▼
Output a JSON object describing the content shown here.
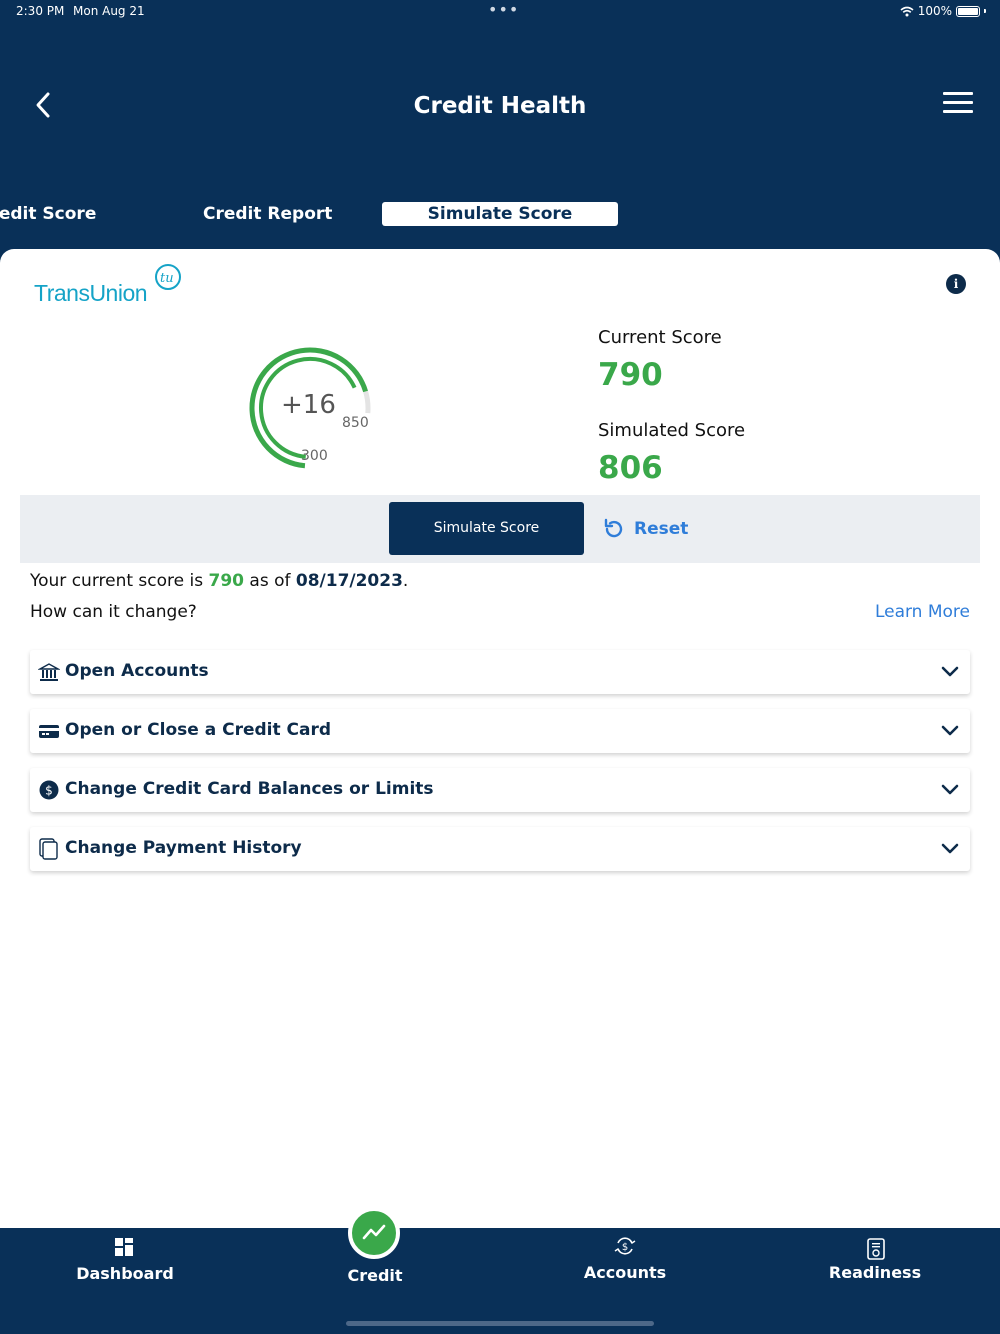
{
  "status_bar": {
    "time": "2:30 PM",
    "date": "Mon Aug 21",
    "dots": "•••",
    "battery": "100%"
  },
  "header": {
    "title": "Credit Health",
    "back_icon": "chevron-left-icon",
    "menu_icon": "hamburger-menu-icon"
  },
  "tabs": [
    {
      "label": "Credit Score",
      "active": false
    },
    {
      "label": "Credit Report",
      "active": false
    },
    {
      "label": "Simulate Score",
      "active": true
    }
  ],
  "provider": {
    "name": "TransUnion",
    "mark": "tu"
  },
  "gauge": {
    "delta": "+16",
    "min": "300",
    "max": "850",
    "current": 790,
    "simulated": 806,
    "color": "#3aa84a"
  },
  "scores": {
    "current_label": "Current Score",
    "current_value": "790",
    "simulated_label": "Simulated Score",
    "simulated_value": "806"
  },
  "actions": {
    "simulate_label": "Simulate Score",
    "reset_label": "Reset"
  },
  "summary": {
    "prefix": "Your current score is ",
    "score": "790",
    "mid": " as of ",
    "date": "08/17/2023",
    "suffix": ".",
    "question": "How can it change?",
    "learn_more": "Learn More"
  },
  "accordions": [
    {
      "label": "Open Accounts",
      "icon": "bank-icon"
    },
    {
      "label": "Open or Close a Credit Card",
      "icon": "credit-card-icon"
    },
    {
      "label": "Change Credit Card Balances or Limits",
      "icon": "dollar-circle-icon"
    },
    {
      "label": "Change Payment History",
      "icon": "documents-icon"
    }
  ],
  "bottom_nav": [
    {
      "label": "Dashboard",
      "icon": "dashboard-grid-icon"
    },
    {
      "label": "Credit",
      "icon": "trend-line-icon",
      "active": true
    },
    {
      "label": "Accounts",
      "icon": "dollar-refresh-icon"
    },
    {
      "label": "Readiness",
      "icon": "checklist-document-icon"
    }
  ],
  "colors": {
    "navy": "#093058",
    "green": "#3aa84a",
    "link_blue": "#2f7dd9",
    "transunion_teal": "#15a3c7"
  }
}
▲
Transcribe the records verbatim and omit the images.

=== RESPONSE ===
Output a JSON object describing the content shown here.
{
  "status_bar": {
    "time": "2:30 PM",
    "date": "Mon Aug 21",
    "dots": "•••",
    "battery": "100%"
  },
  "header": {
    "title": "Credit Health",
    "back_icon": "chevron-left-icon",
    "menu_icon": "hamburger-menu-icon"
  },
  "tabs": [
    {
      "label": "Credit Score",
      "active": false
    },
    {
      "label": "Credit Report",
      "active": false
    },
    {
      "label": "Simulate Score",
      "active": true
    }
  ],
  "provider": {
    "name": "TransUnion",
    "mark": "tu"
  },
  "gauge": {
    "delta": "+16",
    "min": "300",
    "max": "850",
    "current": 790,
    "simulated": 806,
    "color": "#3aa84a"
  },
  "scores": {
    "current_label": "Current Score",
    "current_value": "790",
    "simulated_label": "Simulated Score",
    "simulated_value": "806"
  },
  "actions": {
    "simulate_label": "Simulate Score",
    "reset_label": "Reset"
  },
  "summary": {
    "prefix": "Your current score is ",
    "score": "790",
    "mid": " as of ",
    "date": "08/17/2023",
    "suffix": ".",
    "question": "How can it change?",
    "learn_more": "Learn More"
  },
  "accordions": [
    {
      "label": "Open Accounts",
      "icon": "bank-icon"
    },
    {
      "label": "Open or Close a Credit Card",
      "icon": "credit-card-icon"
    },
    {
      "label": "Change Credit Card Balances or Limits",
      "icon": "dollar-circle-icon"
    },
    {
      "label": "Change Payment History",
      "icon": "documents-icon"
    }
  ],
  "bottom_nav": [
    {
      "label": "Dashboard",
      "icon": "dashboard-grid-icon"
    },
    {
      "label": "Credit",
      "icon": "trend-line-icon",
      "active": true
    },
    {
      "label": "Accounts",
      "icon": "dollar-refresh-icon"
    },
    {
      "label": "Readiness",
      "icon": "checklist-document-icon"
    }
  ],
  "colors": {
    "navy": "#093058",
    "green": "#3aa84a",
    "link_blue": "#2f7dd9",
    "transunion_teal": "#15a3c7"
  }
}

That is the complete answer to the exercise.